Do I need to pull the top end to inspect or just fog through the spark plugs and see if they will turn over?

I will bring them home tomorrow. Pictures to follow.
 
Just put a bit of oil in the spark plug holes and see if they will turn freely with the plugs out. If they’re spinning over, your next step will be a compression test. You’re looking for between 140-150.
 
I picked up a 96 xp and a 97 spx and 2 place for about the cost of the trailer. There were parked, unwinterized, in a heated shop in 2014, at some point they were moved to an unheated building. I'd like to determine if they are worthy of resurrection without sinking a bunch into them.​

Do I need to pull the top end to inspect or just fog through the spark plugs and see if they will turn over?

I will bring them home tomorrow. Pictures to follow.

First and foremost...put a KNOWN good battery in and see if it wakes up at least (no key needed - I assume you have the DESS keys for each)...push the Start/Stop once. If that works, then see if it'll at least try to turn over (with key installed).....they may be very sluggish (take the plugs out to lessen the load on the starter).....go methodically through the skis (free stuff first -> wiring, connections, clean fuel, etc....).

PS: where do find these deals? Damn....2 skis and a trailer for the price of a trailer....EFF ME, I'd take that deal for the parts alone....sheesh! :rolleyes:
 
First give them a good bath inside and out, I hate working on filthy skis. Castrol SuperClean works really good on the inside.
■ ■ ■
## SHORT PROBLEM A
Rewrite the stretch from "PS: where do" through "on the inside." in the jet ski discussion, putting "wash" in place of "bath".
## SHORT PROBLEM B
Supply the next part of the forum discussion about reviving the two stored jet skis, picking up after its final sentence.
The material after this discussion is separate from it.

## DATA LINES
■ ■ ■
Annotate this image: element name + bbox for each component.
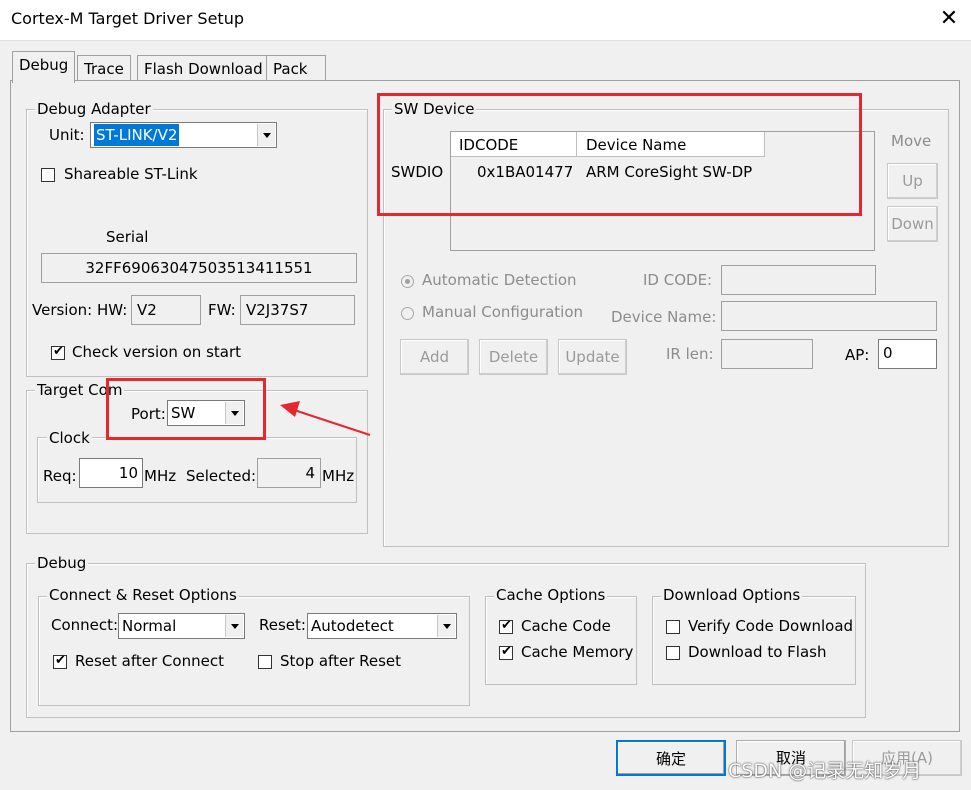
■ ■ ■
## WRITTEN RESPONSE A
PS: where do find these deals? Damn....2 skis and a trailer for the price of a trailer....EFF ME, I'd take that deal for the parts alone....sheesh! :rolleyes:
 
First give them a good wash inside and out, I hate working on filthy skis. Castrol SuperClean works really good on the inside.

## WRITTEN RESPONSE B
1. Remove the gray plastic cover at the rear of the engine and spark plugs and see if you can turn the engine by hand first.
1a. If you can move onto step 2.
1b. If you can't put something like marvel mystery oil down the spark plug holes and let it soak for a day or two.
2. With a good strong battery (no jumping or boosting) do a compression check. As said above 150 is perfect and at 120 it's time for a rebuild.
3. If compression is good then a little premix down the carbs and see if it will pop off.
Go from there.

If everything checks out then I would never put it in the water without a full fuel system service, verify the correct two stroke oil is being used and service the jet pump.
 
I got them home, they turn over by hand with the plugs out, plugs in they turn over a lot harder. So I guess things are looking good. Most of the wear ring on the xp is non existent. Both impellers have some dings on the leading edge. Hulls have some scratches, but I couldn't find any cracks or repairs. I am missing the spring under one rave valve cap. The next order of business is a good power wash, get a battery & see if they're electrically sound.

Just one question (for now), is the xps oil black? That is what I have in the tanks.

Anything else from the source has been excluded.